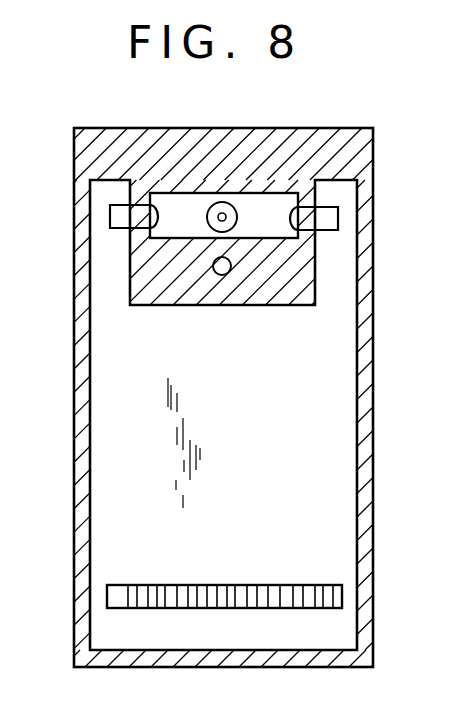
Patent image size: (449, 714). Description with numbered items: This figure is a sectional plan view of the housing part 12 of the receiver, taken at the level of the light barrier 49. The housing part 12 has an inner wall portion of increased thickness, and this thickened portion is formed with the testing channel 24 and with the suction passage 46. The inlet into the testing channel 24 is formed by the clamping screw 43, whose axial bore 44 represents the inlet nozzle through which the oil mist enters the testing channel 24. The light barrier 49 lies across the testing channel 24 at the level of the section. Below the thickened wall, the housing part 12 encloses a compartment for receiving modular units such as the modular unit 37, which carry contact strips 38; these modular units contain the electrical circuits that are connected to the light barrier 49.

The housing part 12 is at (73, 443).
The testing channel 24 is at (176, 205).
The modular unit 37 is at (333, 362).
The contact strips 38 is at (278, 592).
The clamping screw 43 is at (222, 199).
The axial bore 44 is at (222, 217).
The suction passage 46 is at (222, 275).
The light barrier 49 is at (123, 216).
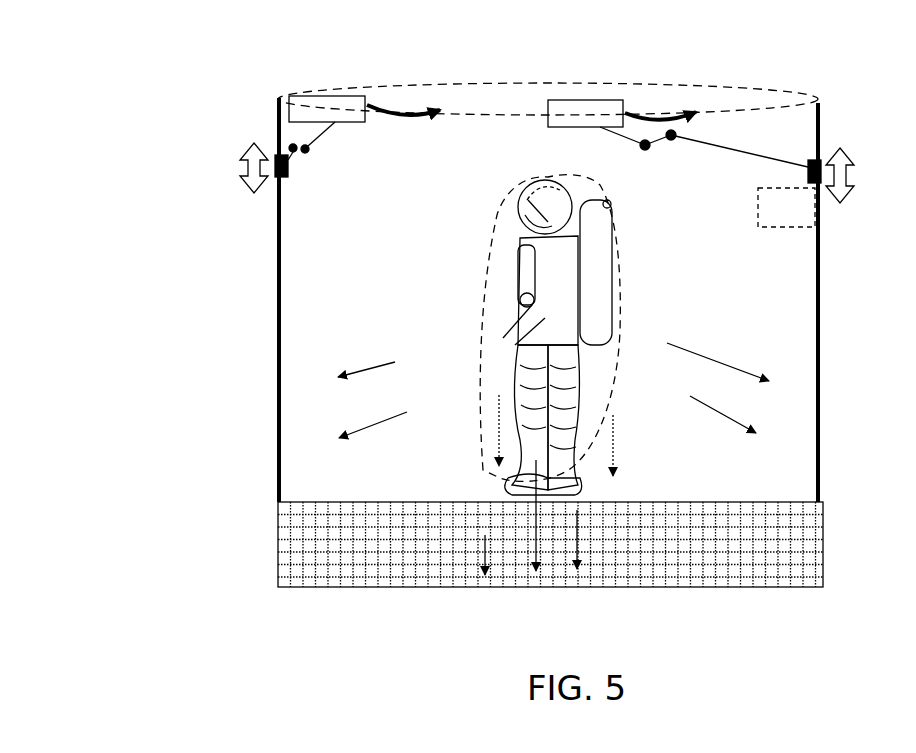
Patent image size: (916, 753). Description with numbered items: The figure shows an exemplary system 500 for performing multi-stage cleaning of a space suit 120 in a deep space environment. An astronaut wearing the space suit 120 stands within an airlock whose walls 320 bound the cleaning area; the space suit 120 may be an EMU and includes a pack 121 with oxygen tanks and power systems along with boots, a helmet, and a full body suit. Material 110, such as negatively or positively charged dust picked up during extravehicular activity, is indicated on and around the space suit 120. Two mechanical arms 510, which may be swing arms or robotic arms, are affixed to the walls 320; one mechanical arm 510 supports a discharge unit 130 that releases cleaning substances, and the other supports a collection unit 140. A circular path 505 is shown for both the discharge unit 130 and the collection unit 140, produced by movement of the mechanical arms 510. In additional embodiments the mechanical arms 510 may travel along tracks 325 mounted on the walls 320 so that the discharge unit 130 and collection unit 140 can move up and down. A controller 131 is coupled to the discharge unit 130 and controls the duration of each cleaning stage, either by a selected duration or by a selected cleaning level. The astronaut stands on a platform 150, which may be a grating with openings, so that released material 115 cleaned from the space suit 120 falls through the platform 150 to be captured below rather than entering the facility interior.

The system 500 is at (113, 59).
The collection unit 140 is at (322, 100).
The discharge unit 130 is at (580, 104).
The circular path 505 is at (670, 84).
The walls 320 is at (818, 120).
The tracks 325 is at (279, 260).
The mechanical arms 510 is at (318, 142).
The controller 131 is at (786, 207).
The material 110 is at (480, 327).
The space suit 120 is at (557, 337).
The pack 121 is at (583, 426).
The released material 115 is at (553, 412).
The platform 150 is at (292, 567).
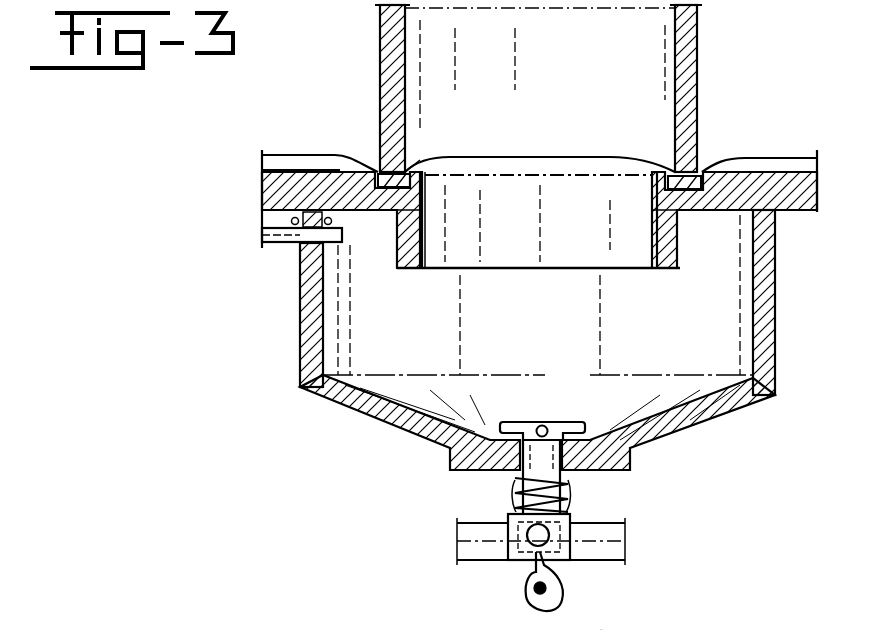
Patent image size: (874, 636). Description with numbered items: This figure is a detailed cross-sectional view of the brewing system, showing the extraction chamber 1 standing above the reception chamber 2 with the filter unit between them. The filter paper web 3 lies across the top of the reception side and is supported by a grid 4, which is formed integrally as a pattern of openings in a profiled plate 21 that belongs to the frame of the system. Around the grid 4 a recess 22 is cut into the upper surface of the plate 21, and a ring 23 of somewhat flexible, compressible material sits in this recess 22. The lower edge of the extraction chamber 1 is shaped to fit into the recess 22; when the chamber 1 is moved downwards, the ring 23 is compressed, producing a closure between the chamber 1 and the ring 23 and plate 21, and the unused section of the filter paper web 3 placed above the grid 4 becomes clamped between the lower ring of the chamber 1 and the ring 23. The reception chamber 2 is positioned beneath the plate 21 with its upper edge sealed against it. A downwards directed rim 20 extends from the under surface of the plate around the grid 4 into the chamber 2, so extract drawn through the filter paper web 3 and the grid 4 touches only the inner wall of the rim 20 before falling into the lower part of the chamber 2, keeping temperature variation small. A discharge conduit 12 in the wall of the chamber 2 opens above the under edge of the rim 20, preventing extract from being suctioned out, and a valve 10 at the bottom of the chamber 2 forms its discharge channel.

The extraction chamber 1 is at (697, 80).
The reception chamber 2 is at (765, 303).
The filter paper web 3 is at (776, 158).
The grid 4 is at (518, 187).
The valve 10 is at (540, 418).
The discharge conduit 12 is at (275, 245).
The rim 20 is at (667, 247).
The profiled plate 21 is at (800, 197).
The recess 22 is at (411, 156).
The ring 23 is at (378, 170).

--------------------

Convert all three items above into a two-column CSV with the headers item_text and answer. Give one row per item, put each value in a single quoted field with line breaks replaced by spaces, and leave the pictures out.

item_text,answer
"Patent image size: (449, 714). Description with numbered items: This figure is a sectional plan view of the housing part 12 of the receiver, taken at the level of the light barrier 49. The housing part 12 has an inner wall portion of increased thickness, and this thickened portion is formed with the testing channel 24 and with the suction passage 46. The inlet into the testing channel 24 is formed by the clamping screw 43, whose axial bore 44 represents the inlet nozzle through which the oil mist enters the testing channel 24. The light barrier 49 lies across the testing channel 24 at the level of the section. Below the thickened wall, the housing part 12 encloses a compartment for receiving modular units such as the modular unit 37, which carry contact strips 38; these modular units contain the electrical circuits that are connected to the light barrier 49.","The housing part 12 is at (73, 443). The testing channel 24 is at (176, 205). The modular unit 37 is at (333, 362). The contact strips 38 is at (278, 592). The clamping screw 43 is at (222, 199). The axial bore 44 is at (222, 217). The suction passage 46 is at (222, 275). The light barrier 49 is at (123, 216)."
"Patent image size: (916, 753). Description with numbered items: The figure shows an exemplary system 500 for performing multi-stage cleaning of a space suit 120 in a deep space environment. An astronaut wearing the space suit 120 stands within an airlock whose walls 320 bound the cleaning area; the space suit 120 may be an EMU and includes a pack 121 with oxygen tanks and power systems along with boots, a helmet, and a full body suit. Material 110, such as negatively or positively charged dust picked up during extravehicular activity, is indicated on and around the space suit 120. Two mechanical arms 510, which may be swing arms or robotic arms, are affixed to the walls 320; one mechanical arm 510 supports a discharge unit 130 that releases cleaning substances, and the other supports a collection unit 140. A circular path 505 is shown for both the discharge unit 130 and the collection unit 140, produced by movement of the mechanical arms 510. In additional embodiments the mechanical arms 510 may travel along tracks 325 mounted on the walls 320 so that the discharge unit 130 and collection unit 140 can move up and down. A controller 131 is coupled to the discharge unit 130 and controls the duration of each cleaning stage, either by a selected duration or by a selected cleaning level. The astronaut stands on a platform 150, which may be a grating with openings, so that released material 115 cleaned from the space suit 120 falls through the platform 150 to be captured below rather than entering the facility interior.","The system 500 is at (113, 59). The collection unit 140 is at (322, 100). The discharge unit 130 is at (580, 104). The circular path 505 is at (670, 84). The walls 320 is at (818, 120). The tracks 325 is at (279, 260). The mechanical arms 510 is at (318, 142). The controller 131 is at (786, 207). The material 110 is at (480, 327). The space suit 120 is at (557, 337). The pack 121 is at (583, 426). The released material 115 is at (553, 412). The platform 150 is at (292, 567)."
"Patent image size: (874, 636). Description with numbered items: This figure is a detailed cross-sectional view of the brewing system, showing the extraction chamber 1 standing above the reception chamber 2 with the filter unit between them. The filter paper web 3 lies across the top of the reception side and is supported by a grid 4, which is formed integrally as a pattern of openings in a profiled plate 21 that belongs to the frame of the system. Around the grid 4 a recess 22 is cut into the upper surface of the plate 21, and a ring 23 of somewhat flexible, compressible material sits in this recess 22. The lower edge of the extraction chamber 1 is shaped to fit into the recess 22; when the chamber 1 is moved downwards, the ring 23 is compressed, producing a closure between the chamber 1 and the ring 23 and plate 21, and the unused section of the filter paper web 3 placed above the grid 4 becomes clamped between the lower ring of the chamber 1 and the ring 23. The reception chamber 2 is positioned beneath the plate 21 with its upper edge sealed against it. A downwards directed rim 20 extends from the under surface of the plate around the grid 4 into the chamber 2, so extract drawn through the filter paper web 3 and the grid 4 touches only the inner wall of the rim 20 before falling into the lower part of the chamber 2, keeping temperature variation small. A discharge conduit 12 in the wall of the chamber 2 opens above the under edge of the rim 20, preventing extract from being suctioned out, and a valve 10 at the bottom of the chamber 2 forms its discharge channel.","The extraction chamber 1 is at (697, 80). The reception chamber 2 is at (765, 303). The filter paper web 3 is at (776, 158). The grid 4 is at (518, 187). The valve 10 is at (540, 418). The discharge conduit 12 is at (275, 245). The rim 20 is at (667, 247). The profiled plate 21 is at (800, 197). The recess 22 is at (411, 156). The ring 23 is at (378, 170)."